Please determine how many lines of the material include the word "Ravel", and respond with nothing but that number.

══ Records for the task

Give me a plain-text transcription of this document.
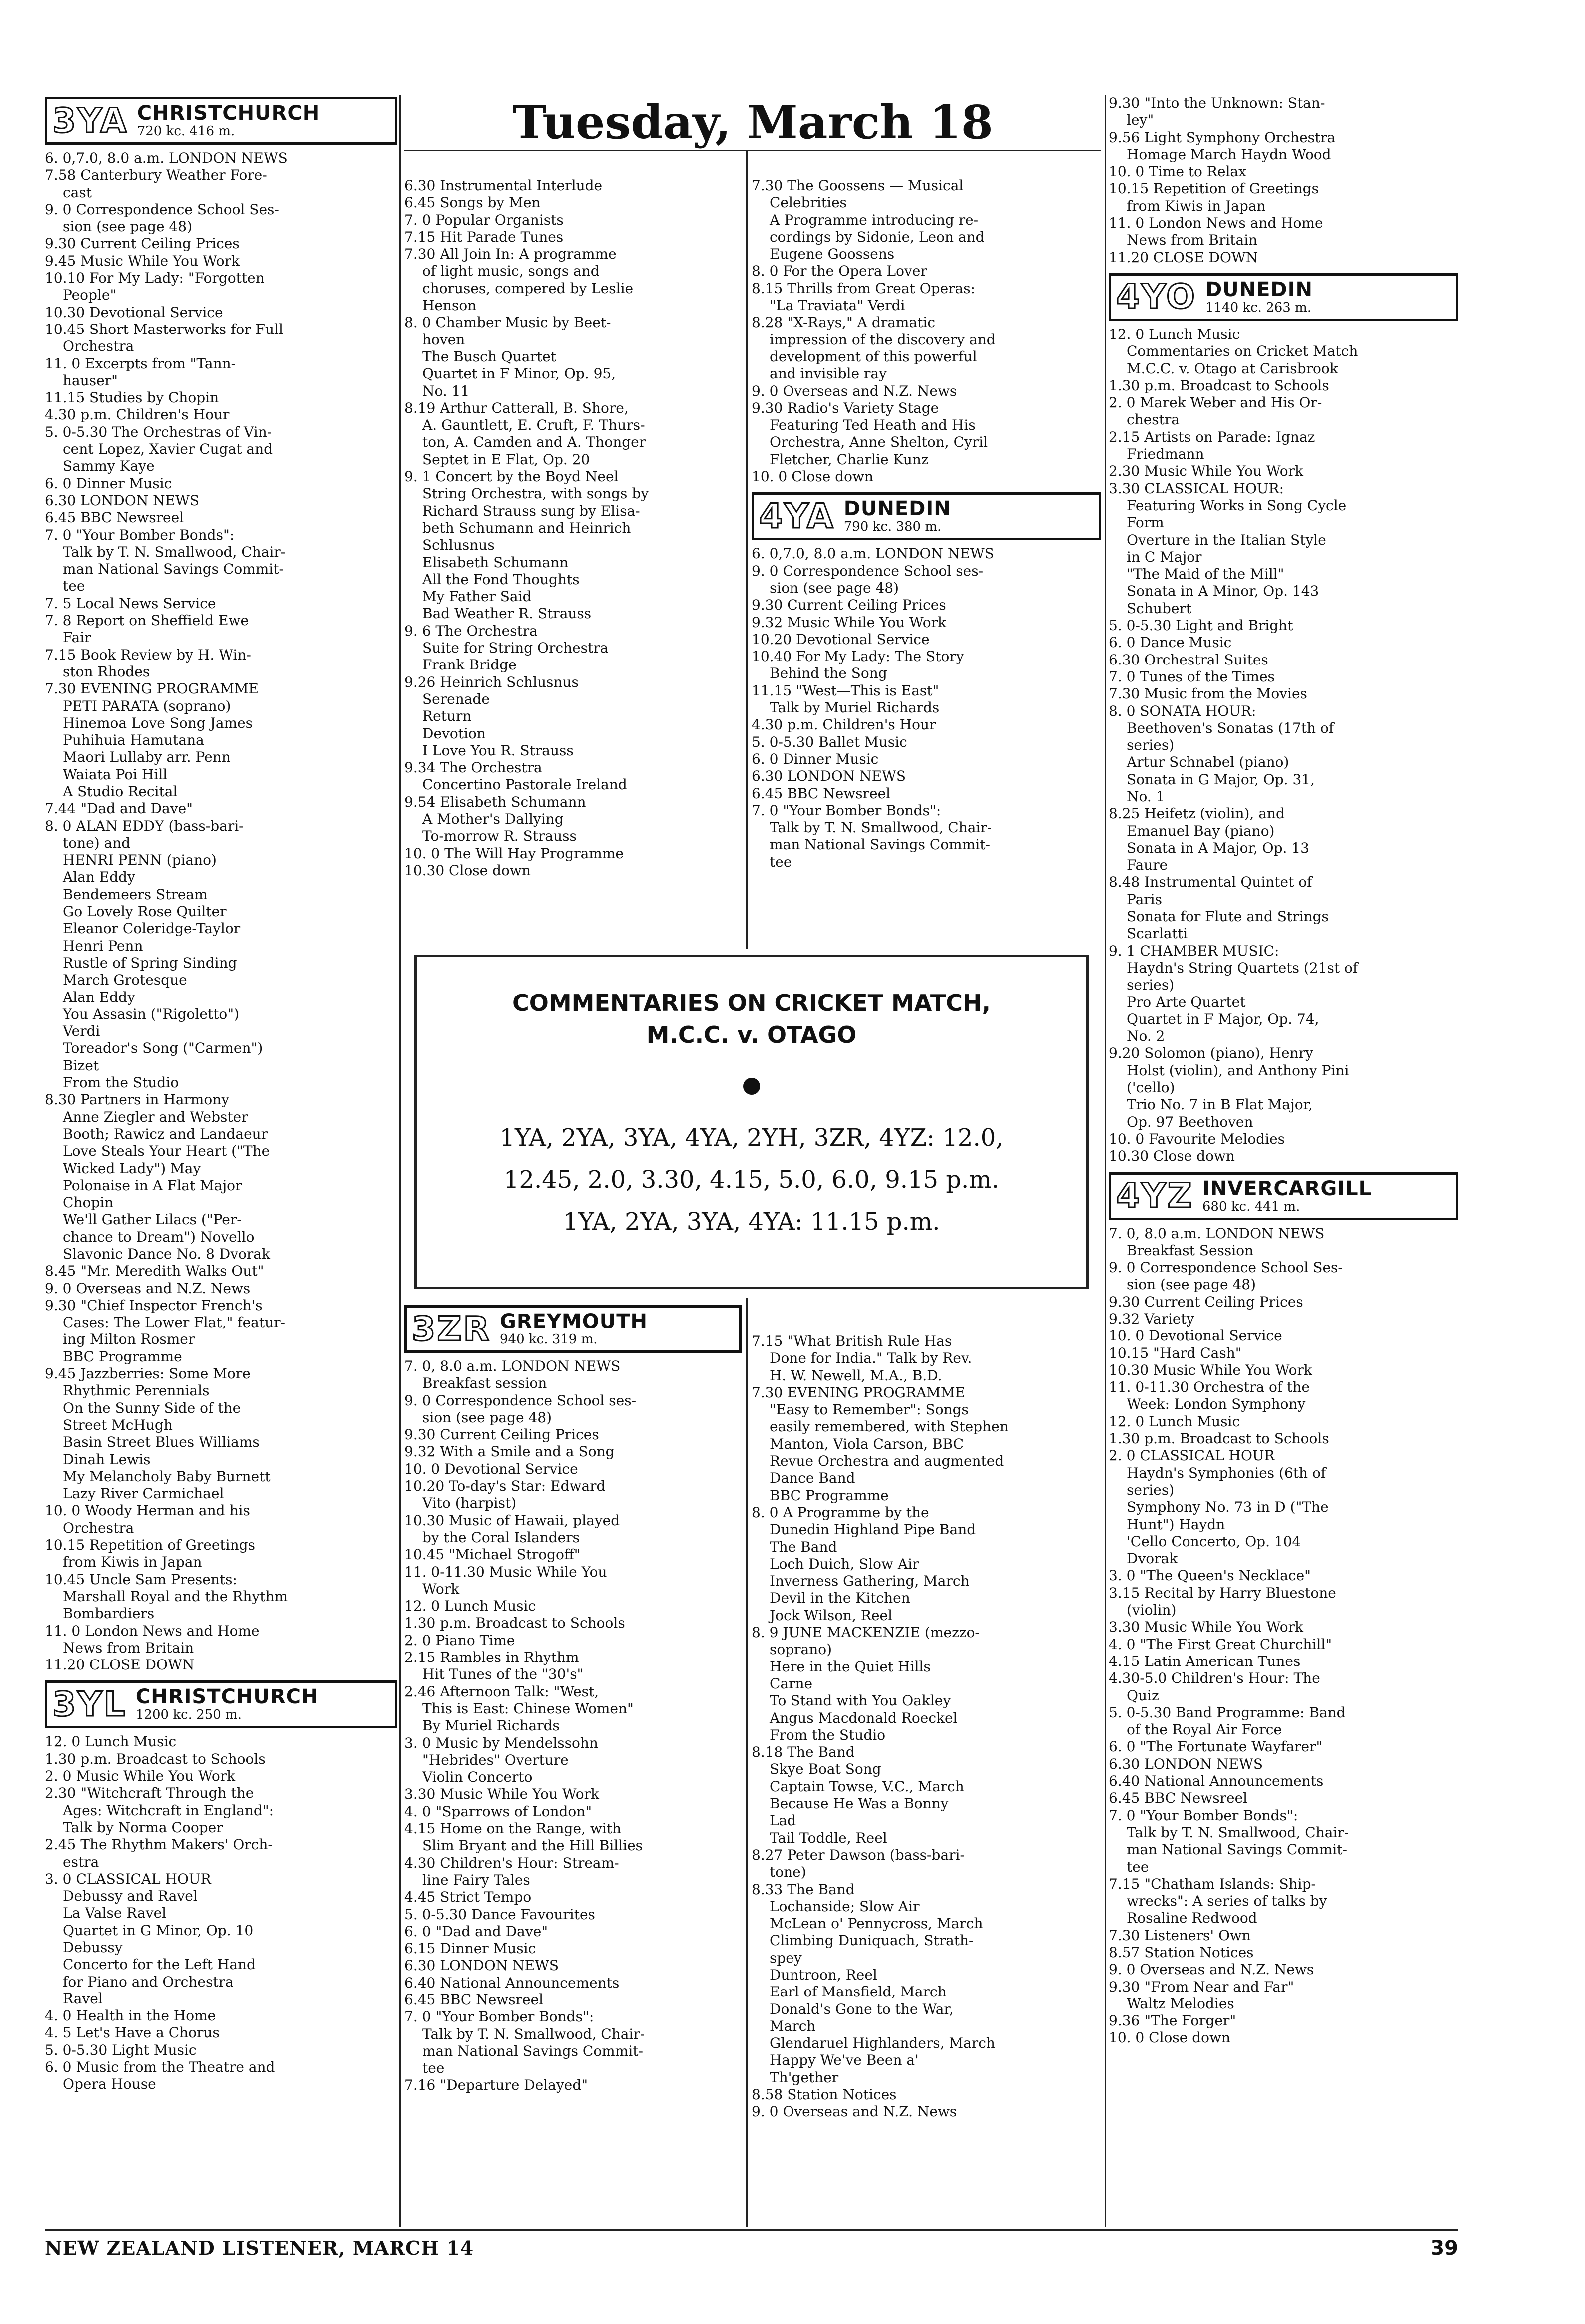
Tuesday, March 18
3YA CHRISTCHURCH
720 kc. 416 m.
6. 0,7.0, 8.0 a.m. LONDON NEWS
7.58 Canterbury Weather Fore-
cast
9. 0 Correspondence School Ses-
sion (see page 48)
9.30 Current Ceiling Prices
9.45 Music While You Work
10.10 For My Lady: "Forgotten
People"
10.30 Devotional Service
10.45 Short Masterworks for Full
Orchestra
11. 0 Excerpts from "Tann-
hauser"
11.15 Studies by Chopin
4.30 p.m. Children's Hour
5. 0-5.30 The Orchestras of Vin-
cent Lopez, Xavier Cugat and
Sammy Kaye
6. 0 Dinner Music
6.30 LONDON NEWS
6.45 BBC Newsreel
7. 0 "Your Bomber Bonds":
Talk by T. N. Smallwood, Chair-
man National Savings Commit-
tee
7. 5 Local News Service
7. 8 Report on Sheffield Ewe
Fair
7.15 Book Review by H. Win-
ston Rhodes
7.30 EVENING PROGRAMME
PETI PARATA (soprano)
Hinemoa Love Song James
Puhihuia Hamutana
Maori Lullaby arr. Penn
Waiata Poi Hill
A Studio Recital
7.44 "Dad and Dave"
8. 0 ALAN EDDY (bass-bari-
tone) and
HENRI PENN (piano)
Alan Eddy
Bendemeers Stream
Go Lovely Rose Quilter
Eleanor Coleridge-Taylor
Henri Penn
Rustle of Spring Sinding
March Grotesque
Alan Eddy
You Assasin ("Rigoletto")
Verdi
Toreador's Song ("Carmen")
Bizet
From the Studio
8.30 Partners in Harmony
Anne Ziegler and Webster
Booth; Rawicz and Landaeur
Love Steals Your Heart ("The
Wicked Lady") May
Polonaise in A Flat Major
Chopin
We'll Gather Lilacs ("Per-
chance to Dream") Novello
Slavonic Dance No. 8 Dvorak
8.45 "Mr. Meredith Walks Out"
9. 0 Overseas and N.Z. News
9.30 "Chief Inspector French's
Cases: The Lower Flat," featur-
ing Milton Rosmer
BBC Programme
9.45 Jazzberries: Some More
Rhythmic Perennials
On the Sunny Side of the
Street McHugh
Basin Street Blues Williams
Dinah Lewis
My Melancholy Baby Burnett
Lazy River Carmichael
10. 0 Woody Herman and his
Orchestra
10.15 Repetition of Greetings
from Kiwis in Japan
10.45 Uncle Sam Presents:
Marshall Royal and the Rhythm
Bombardiers
11. 0 London News and Home
News from Britain
11.20 CLOSE DOWN
3YL CHRISTCHURCH
1200 kc. 250 m.
12. 0 Lunch Music
1.30 p.m. Broadcast to Schools
2. 0 Music While You Work
2.30 "Witchcraft Through the
Ages: Witchcraft in England":
Talk by Norma Cooper
2.45 The Rhythm Makers' Orch-
estra
3. 0 CLASSICAL HOUR
Debussy and Ravel
La Valse Ravel
Quartet in G Minor, Op. 10
Debussy
Concerto for the Left Hand
for Piano and Orchestra
Ravel
4. 0 Health in the Home
4. 5 Let's Have a Chorus
5. 0-5.30 Light Music
6. 0 Music from the Theatre and
Opera House
6.30 Instrumental Interlude
6.45 Songs by Men
7. 0 Popular Organists
7.15 Hit Parade Tunes
7.30 All Join In: A programme
of light music, songs and
choruses, compered by Leslie
Henson
8. 0 Chamber Music by Beet-
hoven
The Busch Quartet
Quartet in F Minor, Op. 95,
No. 11
8.19 Arthur Catterall, B. Shore,
A. Gauntlett, E. Cruft, F. Thurs-
ton, A. Camden and A. Thonger
Septet in E Flat, Op. 20
9. 1 Concert by the Boyd Neel
String Orchestra, with songs by
Richard Strauss sung by Elisa-
beth Schumann and Heinrich
Schlusnus
Elisabeth Schumann
All the Fond Thoughts
My Father Said
Bad Weather R. Strauss
9. 6 The Orchestra
Suite for String Orchestra
Frank Bridge
9.26 Heinrich Schlusnus
Serenade
Return
Devotion
I Love You R. Strauss
9.34 The Orchestra
Concertino Pastorale Ireland
9.54 Elisabeth Schumann
A Mother's Dallying
To-morrow R. Strauss
10. 0 The Will Hay Programme
10.30 Close down
7.30 The Goossens — Musical
Celebrities
A Programme introducing re-
cordings by Sidonie, Leon and
Eugene Goossens
8. 0 For the Opera Lover
8.15 Thrills from Great Operas:
"La Traviata" Verdi
8.28 "X-Rays," A dramatic
impression of the discovery and
development of this powerful
and invisible ray
9. 0 Overseas and N.Z. News
9.30 Radio's Variety Stage
Featuring Ted Heath and His
Orchestra, Anne Shelton, Cyril
Fletcher, Charlie Kunz
10. 0 Close down
4YA DUNEDIN
790 kc. 380 m.
6. 0,7.0, 8.0 a.m. LONDON NEWS
9. 0 Correspondence School ses-
sion (see page 48)
9.30 Current Ceiling Prices
9.32 Music While You Work
10.20 Devotional Service
10.40 For My Lady: The Story
Behind the Song
11.15 "West—This is East"
Talk by Muriel Richards
4.30 p.m. Children's Hour
5. 0-5.30 Ballet Music
6. 0 Dinner Music
6.30 LONDON NEWS
6.45 BBC Newsreel
7. 0 "Your Bomber Bonds":
Talk by T. N. Smallwood, Chair-
man National Savings Commit-
tee
COMMENTARIES ON CRICKET MATCH,
M.C.C. v. OTAGO
1YA, 2YA, 3YA, 4YA, 2YH, 3ZR, 4YZ: 12.0,
12.45, 2.0, 3.30, 4.15, 5.0, 6.0, 9.15 p.m.
1YA, 2YA, 3YA, 4YA: 11.15 p.m.
3ZR GREYMOUTH
940 kc. 319 m.
7. 0, 8.0 a.m. LONDON NEWS
Breakfast session
9. 0 Correspondence School ses-
sion (see page 48)
9.30 Current Ceiling Prices
9.32 With a Smile and a Song
10. 0 Devotional Service
10.20 To-day's Star: Edward
Vito (harpist)
10.30 Music of Hawaii, played
by the Coral Islanders
10.45 "Michael Strogoff"
11. 0-11.30 Music While You
Work
12. 0 Lunch Music
1.30 p.m. Broadcast to Schools
2. 0 Piano Time
2.15 Rambles in Rhythm
Hit Tunes of the "30's"
2.46 Afternoon Talk: "West,
This is East: Chinese Women"
By Muriel Richards
3. 0 Music by Mendelssohn
"Hebrides" Overture
Violin Concerto
3.30 Music While You Work
4. 0 "Sparrows of London"
4.15 Home on the Range, with
Slim Bryant and the Hill Billies
4.30 Children's Hour: Stream-
line Fairy Tales
4.45 Strict Tempo
5. 0-5.30 Dance Favourites
6. 0 "Dad and Dave"
6.15 Dinner Music
6.30 LONDON NEWS
6.40 National Announcements
6.45 BBC Newsreel
7. 0 "Your Bomber Bonds":
Talk by T. N. Smallwood, Chair-
man National Savings Commit-
tee
7.16 "Departure Delayed"
7.15 "What British Rule Has
Done for India." Talk by Rev.
H. W. Newell, M.A., B.D.
7.30 EVENING PROGRAMME
"Easy to Remember": Songs
easily remembered, with Stephen
Manton, Viola Carson, BBC
Revue Orchestra and augmented
Dance Band
BBC Programme
8. 0 A Programme by the
Dunedin Highland Pipe Band
The Band
Loch Duich, Slow Air
Inverness Gathering, March
Devil in the Kitchen
Jock Wilson, Reel
8. 9 JUNE MACKENZIE (mezzo-
soprano)
Here in the Quiet Hills
Carne
To Stand with You Oakley
Angus Macdonald Roeckel
From the Studio
8.18 The Band
Skye Boat Song
Captain Towse, V.C., March
Because He Was a Bonny
Lad
Tail Toddle, Reel
8.27 Peter Dawson (bass-bari-
tone)
8.33 The Band
Lochanside; Slow Air
McLean o' Pennycross, March
Climbing Duniquach, Strath-
spey
Duntroon, Reel
Earl of Mansfield, March
Donald's Gone to the War,
March
Glendaruel Highlanders, March
Happy We've Been a'
Th'gether
8.58 Station Notices
9. 0 Overseas and N.Z. News
9.30 "Into the Unknown: Stan-
ley"
9.56 Light Symphony Orchestra
Homage March Haydn Wood
10. 0 Time to Relax
10.15 Repetition of Greetings
from Kiwis in Japan
11. 0 London News and Home
News from Britain
11.20 CLOSE DOWN
4YO DUNEDIN
1140 kc. 263 m.
12. 0 Lunch Music
Commentaries on Cricket Match
M.C.C. v. Otago at Carisbrook
1.30 p.m. Broadcast to Schools
2. 0 Marek Weber and His Or-
chestra
2.15 Artists on Parade: Ignaz
Friedmann
2.30 Music While You Work
3.30 CLASSICAL HOUR:
Featuring Works in Song Cycle
Form
Overture in the Italian Style
in C Major
"The Maid of the Mill"
Sonata in A Minor, Op. 143
Schubert
5. 0-5.30 Light and Bright
6. 0 Dance Music
6.30 Orchestral Suites
7. 0 Tunes of the Times
7.30 Music from the Movies
8. 0 SONATA HOUR:
Beethoven's Sonatas (17th of
series)
Artur Schnabel (piano)
Sonata in G Major, Op. 31,
No. 1
8.25 Heifetz (violin), and
Emanuel Bay (piano)
Sonata in A Major, Op. 13
Faure
8.48 Instrumental Quintet of
Paris
Sonata for Flute and Strings
Scarlatti
9. 1 CHAMBER MUSIC:
Haydn's String Quartets (21st of
series)
Pro Arte Quartet
Quartet in F Major, Op. 74,
No. 2
9.20 Solomon (piano), Henry
Holst (violin), and Anthony Pini
('cello)
Trio No. 7 in B Flat Major,
Op. 97 Beethoven
10. 0 Favourite Melodies
10.30 Close down
4YZ INVERCARGILL
680 kc. 441 m.
7. 0, 8.0 a.m. LONDON NEWS
Breakfast Session
9. 0 Correspondence School Ses-
sion (see page 48)
9.30 Current Ceiling Prices
9.32 Variety
10. 0 Devotional Service
10.15 "Hard Cash"
10.30 Music While You Work
11. 0-11.30 Orchestra of the
Week: London Symphony
12. 0 Lunch Music
1.30 p.m. Broadcast to Schools
2. 0 CLASSICAL HOUR
Haydn's Symphonies (6th of
series)
Symphony No. 73 in D ("The
Hunt") Haydn
'Cello Concerto, Op. 104
Dvorak
3. 0 "The Queen's Necklace"
3.15 Recital by Harry Bluestone
(violin)
3.30 Music While You Work
4. 0 "The First Great Churchill"
4.15 Latin American Tunes
4.30-5.0 Children's Hour: The
Quiz
5. 0-5.30 Band Programme: Band
of the Royal Air Force
6. 0 "The Fortunate Wayfarer"
6.30 LONDON NEWS
6.40 National Announcements
6.45 BBC Newsreel
7. 0 "Your Bomber Bonds":
Talk by T. N. Smallwood, Chair-
man National Savings Commit-
tee
7.15 "Chatham Islands: Ship-
wrecks": A series of talks by
Rosaline Redwood
7.30 Listeners' Own
8.57 Station Notices
9. 0 Overseas and N.Z. News
9.30 "From Near and Far"
Waltz Melodies
9.36 "The Forger"
10. 0 Close down
NEW ZEALAND LISTENER, MARCH 14	39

════

## Answer to the task
3